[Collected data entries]
----

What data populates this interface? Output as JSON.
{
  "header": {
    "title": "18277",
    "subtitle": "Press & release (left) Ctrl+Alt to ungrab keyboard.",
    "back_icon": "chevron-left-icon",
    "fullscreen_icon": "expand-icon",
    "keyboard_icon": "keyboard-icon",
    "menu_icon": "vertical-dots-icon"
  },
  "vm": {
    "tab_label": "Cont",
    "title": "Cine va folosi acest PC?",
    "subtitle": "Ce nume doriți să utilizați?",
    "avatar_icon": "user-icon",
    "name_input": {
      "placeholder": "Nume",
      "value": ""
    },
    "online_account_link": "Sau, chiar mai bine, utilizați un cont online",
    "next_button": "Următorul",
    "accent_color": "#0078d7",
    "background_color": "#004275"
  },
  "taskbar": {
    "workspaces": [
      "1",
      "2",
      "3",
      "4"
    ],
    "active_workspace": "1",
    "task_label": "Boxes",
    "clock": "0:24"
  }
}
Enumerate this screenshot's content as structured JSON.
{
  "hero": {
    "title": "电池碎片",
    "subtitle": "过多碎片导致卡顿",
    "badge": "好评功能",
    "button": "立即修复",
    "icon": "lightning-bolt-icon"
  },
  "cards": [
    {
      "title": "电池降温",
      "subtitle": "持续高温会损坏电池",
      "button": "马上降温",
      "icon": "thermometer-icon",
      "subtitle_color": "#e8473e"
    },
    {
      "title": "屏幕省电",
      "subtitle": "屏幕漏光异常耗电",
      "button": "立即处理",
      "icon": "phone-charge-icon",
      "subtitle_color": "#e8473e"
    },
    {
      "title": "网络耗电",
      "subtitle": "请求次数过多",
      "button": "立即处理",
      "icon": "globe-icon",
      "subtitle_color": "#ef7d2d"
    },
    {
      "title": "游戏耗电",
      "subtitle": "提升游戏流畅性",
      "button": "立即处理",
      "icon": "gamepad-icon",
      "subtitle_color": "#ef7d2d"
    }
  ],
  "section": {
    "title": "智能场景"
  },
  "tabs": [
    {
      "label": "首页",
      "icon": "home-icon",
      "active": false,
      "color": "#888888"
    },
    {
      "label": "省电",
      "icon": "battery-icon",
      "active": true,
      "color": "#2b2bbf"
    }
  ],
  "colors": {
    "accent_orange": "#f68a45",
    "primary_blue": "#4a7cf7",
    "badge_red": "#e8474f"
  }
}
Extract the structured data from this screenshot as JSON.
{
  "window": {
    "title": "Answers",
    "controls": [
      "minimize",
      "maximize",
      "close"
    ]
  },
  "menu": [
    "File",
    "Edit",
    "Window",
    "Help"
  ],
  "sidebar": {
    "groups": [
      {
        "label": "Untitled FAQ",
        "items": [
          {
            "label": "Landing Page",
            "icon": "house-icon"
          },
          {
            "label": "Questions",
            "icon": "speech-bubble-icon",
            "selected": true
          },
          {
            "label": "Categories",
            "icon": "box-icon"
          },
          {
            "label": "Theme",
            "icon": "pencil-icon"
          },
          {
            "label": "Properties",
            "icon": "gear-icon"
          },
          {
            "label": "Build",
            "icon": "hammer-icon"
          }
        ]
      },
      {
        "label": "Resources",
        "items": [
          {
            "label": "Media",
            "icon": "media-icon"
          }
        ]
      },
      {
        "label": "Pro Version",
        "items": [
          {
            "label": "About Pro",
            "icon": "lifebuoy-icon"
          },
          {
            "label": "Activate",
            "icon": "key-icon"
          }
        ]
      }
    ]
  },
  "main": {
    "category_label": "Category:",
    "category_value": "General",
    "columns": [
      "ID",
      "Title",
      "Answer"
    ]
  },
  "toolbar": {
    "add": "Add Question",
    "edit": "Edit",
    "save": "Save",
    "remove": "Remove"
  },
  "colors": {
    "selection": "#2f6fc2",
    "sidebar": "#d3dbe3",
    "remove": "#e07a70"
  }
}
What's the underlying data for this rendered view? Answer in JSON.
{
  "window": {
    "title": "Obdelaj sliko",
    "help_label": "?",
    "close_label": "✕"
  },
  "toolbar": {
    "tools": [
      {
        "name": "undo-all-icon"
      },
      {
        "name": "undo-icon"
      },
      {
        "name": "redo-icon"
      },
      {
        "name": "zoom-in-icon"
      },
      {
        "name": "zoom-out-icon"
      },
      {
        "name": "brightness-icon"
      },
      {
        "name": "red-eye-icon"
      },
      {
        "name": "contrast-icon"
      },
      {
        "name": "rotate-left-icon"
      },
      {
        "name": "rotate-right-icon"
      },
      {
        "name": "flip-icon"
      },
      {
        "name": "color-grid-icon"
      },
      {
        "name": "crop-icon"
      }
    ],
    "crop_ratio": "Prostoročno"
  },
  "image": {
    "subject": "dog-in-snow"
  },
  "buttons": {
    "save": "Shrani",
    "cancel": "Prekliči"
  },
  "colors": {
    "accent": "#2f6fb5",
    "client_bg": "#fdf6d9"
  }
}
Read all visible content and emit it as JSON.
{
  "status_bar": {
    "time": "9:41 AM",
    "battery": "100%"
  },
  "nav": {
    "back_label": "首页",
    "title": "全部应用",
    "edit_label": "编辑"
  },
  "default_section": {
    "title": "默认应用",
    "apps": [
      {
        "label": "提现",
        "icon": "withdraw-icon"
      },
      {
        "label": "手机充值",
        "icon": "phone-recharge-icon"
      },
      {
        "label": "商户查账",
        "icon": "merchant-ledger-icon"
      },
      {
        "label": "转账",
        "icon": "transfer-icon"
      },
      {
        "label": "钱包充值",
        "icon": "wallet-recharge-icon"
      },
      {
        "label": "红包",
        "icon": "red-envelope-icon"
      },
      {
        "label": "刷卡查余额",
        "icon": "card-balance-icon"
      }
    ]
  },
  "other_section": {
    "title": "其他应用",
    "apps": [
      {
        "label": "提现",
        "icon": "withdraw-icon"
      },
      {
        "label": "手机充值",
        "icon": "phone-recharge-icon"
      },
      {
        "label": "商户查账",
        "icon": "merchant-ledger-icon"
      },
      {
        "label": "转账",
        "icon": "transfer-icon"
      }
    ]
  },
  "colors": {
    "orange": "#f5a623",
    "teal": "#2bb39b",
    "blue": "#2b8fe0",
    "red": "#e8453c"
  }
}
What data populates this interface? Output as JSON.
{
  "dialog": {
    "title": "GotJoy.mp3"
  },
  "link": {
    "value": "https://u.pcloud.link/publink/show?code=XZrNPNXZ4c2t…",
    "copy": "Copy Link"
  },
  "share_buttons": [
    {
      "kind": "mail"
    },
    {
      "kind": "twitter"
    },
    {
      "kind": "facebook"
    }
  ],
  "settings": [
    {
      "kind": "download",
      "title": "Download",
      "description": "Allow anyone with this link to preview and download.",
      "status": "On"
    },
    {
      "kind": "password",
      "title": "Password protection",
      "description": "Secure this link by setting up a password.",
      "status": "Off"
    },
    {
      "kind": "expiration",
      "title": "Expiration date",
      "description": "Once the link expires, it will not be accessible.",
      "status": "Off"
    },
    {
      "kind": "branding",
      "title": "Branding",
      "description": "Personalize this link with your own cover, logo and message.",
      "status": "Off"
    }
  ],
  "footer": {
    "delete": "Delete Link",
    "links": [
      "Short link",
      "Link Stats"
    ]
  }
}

----

◆ JOB
Each entry must be reproduced verbatim.

◆ REPLY
What data populates this interface? Output as JSON.
{
  "header": {
    "title": "18277",
    "subtitle": "Press & release (left) Ctrl+Alt to ungrab keyboard.",
    "back_icon": "chevron-left-icon",
    "fullscreen_icon": "expand-icon",
    "keyboard_icon": "keyboard-icon",
    "menu_icon": "vertical-dots-icon"
  },
  "vm": {
    "tab_label": "Cont",
    "title": "Cine va folosi acest PC?",
    "subtitle": "Ce nume doriți să utilizați?",
    "avatar_icon": "user-icon",
    "name_input": {
      "placeholder": "Nume",
      "value": ""
    },
    "online_account_link": "Sau, chiar mai bine, utilizați un cont online",
    "next_button": "Următorul",
    "accent_color": "#0078d7",
    "background_color": "#004275"
  },
  "taskbar": {
    "workspaces": [
      "1",
      "2",
      "3",
      "4"
    ],
    "active_workspace": "1",
    "task_label": "Boxes",
    "clock": "0:24"
  }
}
Enumerate this screenshot's content as structured JSON.
{
  "hero": {
    "title": "电池碎片",
    "subtitle": "过多碎片导致卡顿",
    "badge": "好评功能",
    "button": "立即修复",
    "icon": "lightning-bolt-icon"
  },
  "cards": [
    {
      "title": "电池降温",
      "subtitle": "持续高温会损坏电池",
      "button": "马上降温",
      "icon": "thermometer-icon",
      "subtitle_color": "#e8473e"
    },
    {
      "title": "屏幕省电",
      "subtitle": "屏幕漏光异常耗电",
      "button": "立即处理",
      "icon": "phone-charge-icon",
      "subtitle_color": "#e8473e"
    },
    {
      "title": "网络耗电",
      "subtitle": "请求次数过多",
      "button": "立即处理",
      "icon": "globe-icon",
      "subtitle_color": "#ef7d2d"
    },
    {
      "title": "游戏耗电",
      "subtitle": "提升游戏流畅性",
      "button": "立即处理",
      "icon": "gamepad-icon",
      "subtitle_color": "#ef7d2d"
    }
  ],
  "section": {
    "title": "智能场景"
  },
  "tabs": [
    {
      "label": "首页",
      "icon": "home-icon",
      "active": false,
      "color": "#888888"
    },
    {
      "label": "省电",
      "icon": "battery-icon",
      "active": true,
      "color": "#2b2bbf"
    }
  ],
  "colors": {
    "accent_orange": "#f68a45",
    "primary_blue": "#4a7cf7",
    "badge_red": "#e8474f"
  }
}
Extract the structured data from this screenshot as JSON.
{
  "window": {
    "title": "Answers",
    "controls": [
      "minimize",
      "maximize",
      "close"
    ]
  },
  "menu": [
    "File",
    "Edit",
    "Window",
    "Help"
  ],
  "sidebar": {
    "groups": [
      {
        "label": "Untitled FAQ",
        "items": [
          {
            "label": "Landing Page",
            "icon": "house-icon"
          },
          {
            "label": "Questions",
            "icon": "speech-bubble-icon",
            "selected": true
          },
          {
            "label": "Categories",
            "icon": "box-icon"
          },
          {
            "label": "Theme",
            "icon": "pencil-icon"
          },
          {
            "label": "Properties",
            "icon": "gear-icon"
          },
          {
            "label": "Build",
            "icon": "hammer-icon"
          }
        ]
      },
      {
        "label": "Resources",
        "items": [
          {
            "label": "Media",
            "icon": "media-icon"
          }
        ]
      },
      {
        "label": "Pro Version",
        "items": [
          {
            "label": "About Pro",
            "icon": "lifebuoy-icon"
          },
          {
            "label": "Activate",
            "icon": "key-icon"
          }
        ]
      }
    ]
  },
  "main": {
    "category_label": "Category:",
    "category_value": "General",
    "columns": [
      "ID",
      "Title",
      "Answer"
    ]
  },
  "toolbar": {
    "add": "Add Question",
    "edit": "Edit",
    "save": "Save",
    "remove": "Remove"
  },
  "colors": {
    "selection": "#2f6fc2",
    "sidebar": "#d3dbe3",
    "remove": "#e07a70"
  }
}
What's the underlying data for this rendered view? Answer in JSON.
{
  "window": {
    "title": "Obdelaj sliko",
    "help_label": "?",
    "close_label": "✕"
  },
  "toolbar": {
    "tools": [
      {
        "name": "undo-all-icon"
      },
      {
        "name": "undo-icon"
      },
      {
        "name": "redo-icon"
      },
      {
        "name": "zoom-in-icon"
      },
      {
        "name": "zoom-out-icon"
      },
      {
        "name": "brightness-icon"
      },
      {
        "name": "red-eye-icon"
      },
      {
        "name": "contrast-icon"
      },
      {
        "name": "rotate-left-icon"
      },
      {
        "name": "rotate-right-icon"
      },
      {
        "name": "flip-icon"
      },
      {
        "name": "color-grid-icon"
      },
      {
        "name": "crop-icon"
      }
    ],
    "crop_ratio": "Prostoročno"
  },
  "image": {
    "subject": "dog-in-snow"
  },
  "buttons": {
    "save": "Shrani",
    "cancel": "Prekliči"
  },
  "colors": {
    "accent": "#2f6fb5",
    "client_bg": "#fdf6d9"
  }
}
Read all visible content and emit it as JSON.
{
  "status_bar": {
    "time": "9:41 AM",
    "battery": "100%"
  },
  "nav": {
    "back_label": "首页",
    "title": "全部应用",
    "edit_label": "编辑"
  },
  "default_section": {
    "title": "默认应用",
    "apps": [
      {
        "label": "提现",
        "icon": "withdraw-icon"
      },
      {
        "label": "手机充值",
        "icon": "phone-recharge-icon"
      },
      {
        "label": "商户查账",
        "icon": "merchant-ledger-icon"
      },
      {
        "label": "转账",
        "icon": "transfer-icon"
      },
      {
        "label": "钱包充值",
        "icon": "wallet-recharge-icon"
      },
      {
        "label": "红包",
        "icon": "red-envelope-icon"
      },
      {
        "label": "刷卡查余额",
        "icon": "card-balance-icon"
      }
    ]
  },
  "other_section": {
    "title": "其他应用",
    "apps": [
      {
        "label": "提现",
        "icon": "withdraw-icon"
      },
      {
        "label": "手机充值",
        "icon": "phone-recharge-icon"
      },
      {
        "label": "商户查账",
        "icon": "merchant-ledger-icon"
      },
      {
        "label": "转账",
        "icon": "transfer-icon"
      }
    ]
  },
  "colors": {
    "orange": "#f5a623",
    "teal": "#2bb39b",
    "blue": "#2b8fe0",
    "red": "#e8453c"
  }
}
What data populates this interface? Output as JSON.
{
  "dialog": {
    "title": "GotJoy.mp3"
  },
  "link": {
    "value": "https://u.pcloud.link/publink/show?code=XZrNPNXZ4c2t…",
    "copy": "Copy Link"
  },
  "share_buttons": [
    {
      "kind": "mail"
    },
    {
      "kind": "twitter"
    },
    {
      "kind": "facebook"
    }
  ],
  "settings": [
    {
      "kind": "download",
      "title": "Download",
      "description": "Allow anyone with this link to preview and download.",
      "status": "On"
    },
    {
      "kind": "password",
      "title": "Password protection",
      "description": "Secure this link by setting up a password.",
      "status": "Off"
    },
    {
      "kind": "expiration",
      "title": "Expiration date",
      "description": "Once the link expires, it will not be accessible.",
      "status": "Off"
    },
    {
      "kind": "branding",
      "title": "Branding",
      "description": "Personalize this link with your own cover, logo and message.",
      "status": "Off"
    }
  ],
  "footer": {
    "delete": "Delete Link",
    "links": [
      "Short link",
      "Link Stats"
    ]
  }
}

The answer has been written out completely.